PASSAGE SHOWN -
%%

Payarabagan, Maniktala, Topsia, Picnic Garden, Tangra-Tiljala-Topsia, Rajabazaar, Mullickbazar, Taratola Industrial Estate, Chowbaga, and Mollar Bheri were among the probable hotspots.

 

The report said activities ranging from lead acid battery recycling to chrome based leather processing and e-waste dismantling to gold smelting were carried out in these sites.

According to the report, many of these processes are banned within the city limits but continue to flourish.

Lack of monitoring and implementation of law means that these illegal operations are conducted in broad daylight, endangering environment, health of workers and local residents, it said.

Citing an example on the kind of activities in the identified sites, Monalisa Datta, one of the researchers, said: "At Picnic Garden, crude coal furnaces are being used to melt lead plates from discarded batteries. It results in lead ash and fumes that is coating local residents' clothes and lungs all year round."

%%

DATA SHOWN -

%%

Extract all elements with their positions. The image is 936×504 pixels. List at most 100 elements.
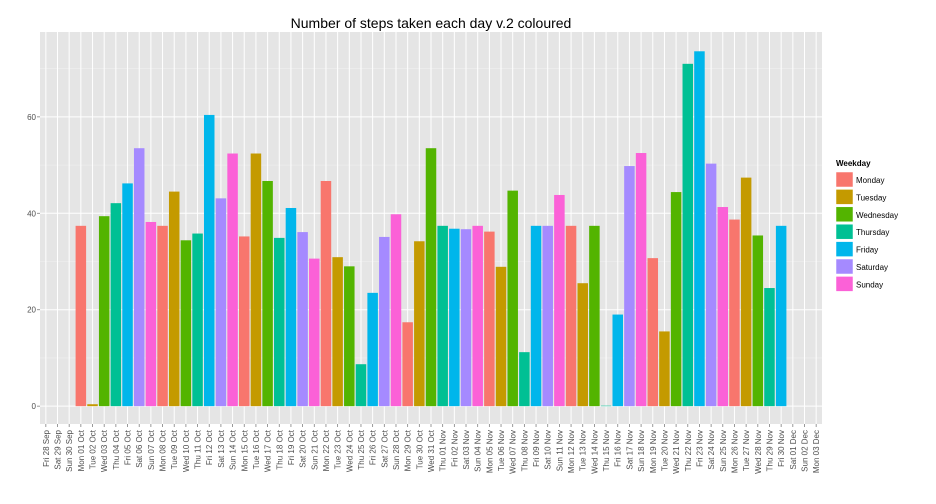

%%

OBJECTIVES -
a) According to the passage on pollution hotspots, what is used at Picnic Garden to melt lead plates from discarded batteries?
b) Carry the passage on pollution hotspots forward from its last sentence.
The listing has no role in any task here.

TASK RESULTS -
a) Crude coal furnaces are used.

b)
This industry should not be carried out anywhere within the metropolitan area but is being carried out here, she said.

According to the report, Tangra-Tiljala-Topsia was identified as one of the city's worst polluted areas by the Supreme Court, which ordered the relocation of nearly 550 tanneries more than a decade ago to Bantala.

But this area still has more than 50 "unauthorised tanneries" which release waste water with harmful chemicals into the soil.

"The findings are truly alarming. We hope that it serves as an eye-opener to the authorities," the NGO's associate director Satish Sinha said.